__CHALLENGE__
Copy out every line of the records below word for word, leaving out the picture.

* Start RECORDS PROVIDED *

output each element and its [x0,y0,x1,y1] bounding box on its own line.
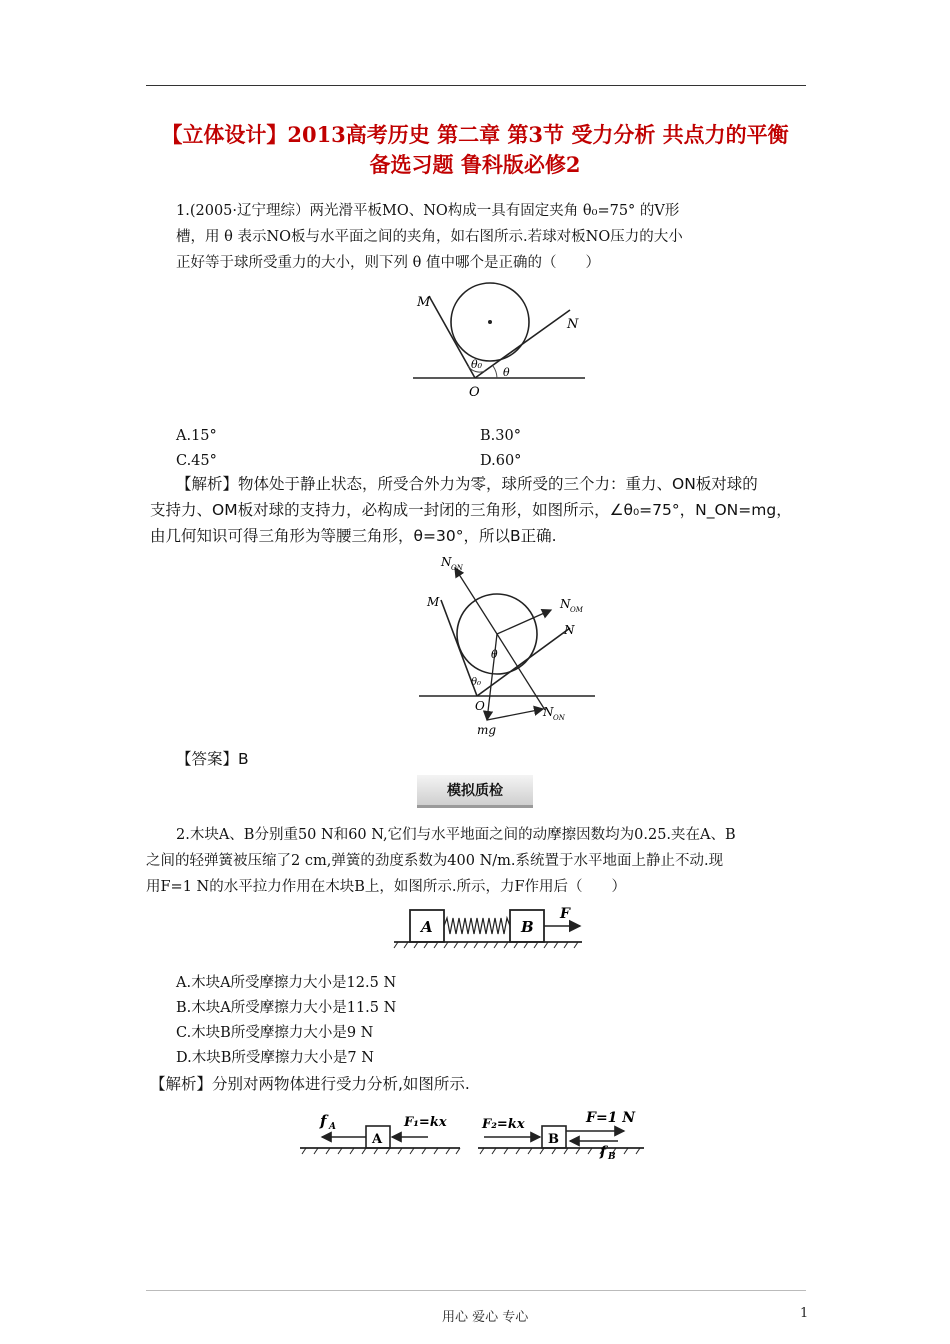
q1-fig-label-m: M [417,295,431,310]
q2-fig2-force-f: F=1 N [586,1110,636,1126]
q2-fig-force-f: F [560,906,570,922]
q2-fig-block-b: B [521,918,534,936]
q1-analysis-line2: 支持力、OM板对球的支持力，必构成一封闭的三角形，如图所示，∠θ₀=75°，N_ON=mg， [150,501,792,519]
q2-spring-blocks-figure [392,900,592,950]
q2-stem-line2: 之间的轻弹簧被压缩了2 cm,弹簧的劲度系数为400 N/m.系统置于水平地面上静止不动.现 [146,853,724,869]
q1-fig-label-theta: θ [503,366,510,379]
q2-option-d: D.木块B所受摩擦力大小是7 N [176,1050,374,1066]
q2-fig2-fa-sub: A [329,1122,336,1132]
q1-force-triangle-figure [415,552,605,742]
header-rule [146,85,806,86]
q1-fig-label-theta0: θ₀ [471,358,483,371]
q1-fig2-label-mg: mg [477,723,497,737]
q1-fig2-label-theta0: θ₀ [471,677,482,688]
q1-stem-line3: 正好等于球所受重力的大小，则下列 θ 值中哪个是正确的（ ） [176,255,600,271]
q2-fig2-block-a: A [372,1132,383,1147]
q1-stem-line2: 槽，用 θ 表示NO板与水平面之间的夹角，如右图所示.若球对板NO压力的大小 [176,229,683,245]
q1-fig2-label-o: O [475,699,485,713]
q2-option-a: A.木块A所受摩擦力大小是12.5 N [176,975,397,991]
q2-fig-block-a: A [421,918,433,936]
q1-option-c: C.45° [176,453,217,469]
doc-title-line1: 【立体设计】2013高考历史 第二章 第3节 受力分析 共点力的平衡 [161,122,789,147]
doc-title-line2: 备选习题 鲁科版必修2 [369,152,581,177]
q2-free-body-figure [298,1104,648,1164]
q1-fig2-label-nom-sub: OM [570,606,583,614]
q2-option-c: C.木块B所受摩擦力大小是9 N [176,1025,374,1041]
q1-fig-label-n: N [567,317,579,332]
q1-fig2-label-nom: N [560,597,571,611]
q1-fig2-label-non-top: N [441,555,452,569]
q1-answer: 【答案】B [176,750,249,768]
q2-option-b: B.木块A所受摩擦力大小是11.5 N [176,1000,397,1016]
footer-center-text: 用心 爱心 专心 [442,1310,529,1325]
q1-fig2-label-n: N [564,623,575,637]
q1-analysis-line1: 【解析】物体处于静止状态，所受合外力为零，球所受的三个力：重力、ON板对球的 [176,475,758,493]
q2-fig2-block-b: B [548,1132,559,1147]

* End RECORDS PROVIDED *

__CORRECT ANSWER__
output each element and its [x0,y0,x1,y1] bounding box on its own line.
q1-fig-label-m: M [417,295,431,310]
q2-fig2-force-f: F=1 N [586,1110,636,1126]
q2-fig-force-f: F [560,906,570,922]
q2-fig-block-b: B [521,918,534,936]
q1-analysis-line2: 支持力、OM板对球的支持力，必构成一封闭的三角形，如图所示，∠θ₀=75°，N_ON=mg， [150,501,792,519]
q2-spring-blocks-figure [392,900,592,950]
q2-stem-line2: 之间的轻弹簧被压缩了2 cm,弹簧的劲度系数为400 N/m.系统置于水平地面上静止不动.现 [146,853,724,869]
q1-fig-label-theta: θ [503,366,510,379]
q2-option-d: D.木块B所受摩擦力大小是7 N [176,1050,374,1066]
q2-fig2-fa-sub: A [329,1122,336,1132]
q1-force-triangle-figure [415,552,605,742]
header-rule [146,85,806,86]
q1-fig-label-theta0: θ₀ [471,358,483,371]
q1-fig2-label-mg: mg [477,723,497,737]
q1-fig2-label-theta0: θ₀ [471,677,482,688]
q1-stem-line3: 正好等于球所受重力的大小，则下列 θ 值中哪个是正确的（ ） [176,255,600,271]
q2-fig2-block-a: A [372,1132,383,1147]
q1-stem-line2: 槽，用 θ 表示NO板与水平面之间的夹角，如右图所示.若球对板NO压力的大小 [176,229,683,245]
q1-fig2-label-o: O [475,699,485,713]
q2-option-a: A.木块A所受摩擦力大小是12.5 N [176,975,397,991]
q2-fig-block-a: A [421,918,433,936]
q1-option-c: C.45° [176,453,217,469]
doc-title-line1: 【立体设计】2013高考历史 第二章 第3节 受力分析 共点力的平衡 [161,122,789,147]
doc-title-line2: 备选习题 鲁科版必修2 [369,152,581,177]
q2-free-body-figure [298,1104,648,1164]
q1-fig2-label-nom-sub: OM [570,606,583,614]
q2-option-c: C.木块B所受摩擦力大小是9 N [176,1025,374,1041]
q1-fig-label-n: N [567,317,579,332]
q1-fig2-label-nom: N [560,597,571,611]
q1-fig2-label-non-top: N [441,555,452,569]
q1-answer: 【答案】B [176,750,249,768]
q2-option-b: B.木块A所受摩擦力大小是11.5 N [176,1000,397,1016]
footer-center-text: 用心 爱心 专心 [442,1310,529,1325]
q1-fig2-label-n: N [564,623,575,637]
q1-analysis-line1: 【解析】物体处于静止状态，所受合外力为零，球所受的三个力：重力、ON板对球的 [176,475,758,493]
q2-fig2-block-b: B [548,1132,559,1147]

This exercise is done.